---------- Dataset entries ----------

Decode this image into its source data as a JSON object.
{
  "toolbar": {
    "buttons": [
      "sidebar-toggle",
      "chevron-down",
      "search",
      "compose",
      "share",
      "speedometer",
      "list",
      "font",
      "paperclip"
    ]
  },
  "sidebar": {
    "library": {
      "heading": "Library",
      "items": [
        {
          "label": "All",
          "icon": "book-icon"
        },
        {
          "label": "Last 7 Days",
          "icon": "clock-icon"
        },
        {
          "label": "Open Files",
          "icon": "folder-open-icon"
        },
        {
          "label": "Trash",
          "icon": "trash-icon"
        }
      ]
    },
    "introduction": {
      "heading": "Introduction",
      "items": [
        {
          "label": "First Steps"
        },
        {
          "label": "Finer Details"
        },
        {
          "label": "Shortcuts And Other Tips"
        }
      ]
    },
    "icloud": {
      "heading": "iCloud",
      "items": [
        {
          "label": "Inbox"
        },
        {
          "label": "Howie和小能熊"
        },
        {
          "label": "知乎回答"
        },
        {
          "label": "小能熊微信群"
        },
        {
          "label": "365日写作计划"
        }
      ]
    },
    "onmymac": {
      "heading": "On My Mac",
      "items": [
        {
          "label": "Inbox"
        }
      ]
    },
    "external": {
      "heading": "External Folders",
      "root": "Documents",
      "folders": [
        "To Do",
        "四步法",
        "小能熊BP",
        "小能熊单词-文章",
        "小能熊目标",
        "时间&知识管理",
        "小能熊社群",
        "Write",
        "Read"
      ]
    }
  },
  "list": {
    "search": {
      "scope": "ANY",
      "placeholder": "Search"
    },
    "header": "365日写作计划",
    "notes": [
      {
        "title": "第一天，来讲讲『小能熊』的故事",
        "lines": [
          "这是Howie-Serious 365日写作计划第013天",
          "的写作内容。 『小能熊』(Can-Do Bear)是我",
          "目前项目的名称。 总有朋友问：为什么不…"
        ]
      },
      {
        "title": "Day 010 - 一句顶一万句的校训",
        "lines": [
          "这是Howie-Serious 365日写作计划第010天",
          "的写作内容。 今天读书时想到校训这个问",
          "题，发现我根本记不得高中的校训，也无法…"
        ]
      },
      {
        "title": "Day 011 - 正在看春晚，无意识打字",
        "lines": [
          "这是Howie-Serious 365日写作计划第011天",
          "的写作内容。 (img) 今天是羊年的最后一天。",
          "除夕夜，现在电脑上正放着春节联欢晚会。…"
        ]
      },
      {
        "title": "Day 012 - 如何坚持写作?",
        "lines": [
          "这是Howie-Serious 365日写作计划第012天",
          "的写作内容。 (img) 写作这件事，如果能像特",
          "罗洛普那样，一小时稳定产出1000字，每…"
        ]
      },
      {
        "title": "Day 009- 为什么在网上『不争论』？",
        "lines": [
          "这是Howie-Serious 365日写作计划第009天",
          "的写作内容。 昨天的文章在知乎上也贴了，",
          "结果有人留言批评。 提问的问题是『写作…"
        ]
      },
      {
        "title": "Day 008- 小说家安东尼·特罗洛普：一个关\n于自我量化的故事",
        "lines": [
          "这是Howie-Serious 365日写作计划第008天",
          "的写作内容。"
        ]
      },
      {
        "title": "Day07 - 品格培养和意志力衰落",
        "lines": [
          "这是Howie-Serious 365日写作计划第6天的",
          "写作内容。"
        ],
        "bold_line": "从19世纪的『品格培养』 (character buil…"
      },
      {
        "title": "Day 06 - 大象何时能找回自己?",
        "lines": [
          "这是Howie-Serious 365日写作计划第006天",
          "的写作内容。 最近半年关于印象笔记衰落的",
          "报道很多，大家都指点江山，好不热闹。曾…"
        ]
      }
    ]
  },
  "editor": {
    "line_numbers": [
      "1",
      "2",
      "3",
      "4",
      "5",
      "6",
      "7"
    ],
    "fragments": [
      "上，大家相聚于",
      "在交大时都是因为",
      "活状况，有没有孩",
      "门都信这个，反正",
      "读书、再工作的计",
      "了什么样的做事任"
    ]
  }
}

----------

### Written exercise
Look for lines containing the string "的写作内容" and copy them all.

### Expected answer
          "的写作内容。 『小能熊』(Can-Do Bear)是我",
          "的写作内容。 今天读书时想到校训这个问",
          "的写作内容。 (img) 今天是羊年的最后一天。",
          "的写作内容。 (img) 写作这件事，如果能像特",
          "的写作内容。 昨天的文章在知乎上也贴了，",
          "的写作内容。"
          "的写作内容。 最近半年关于印象笔记衰落的",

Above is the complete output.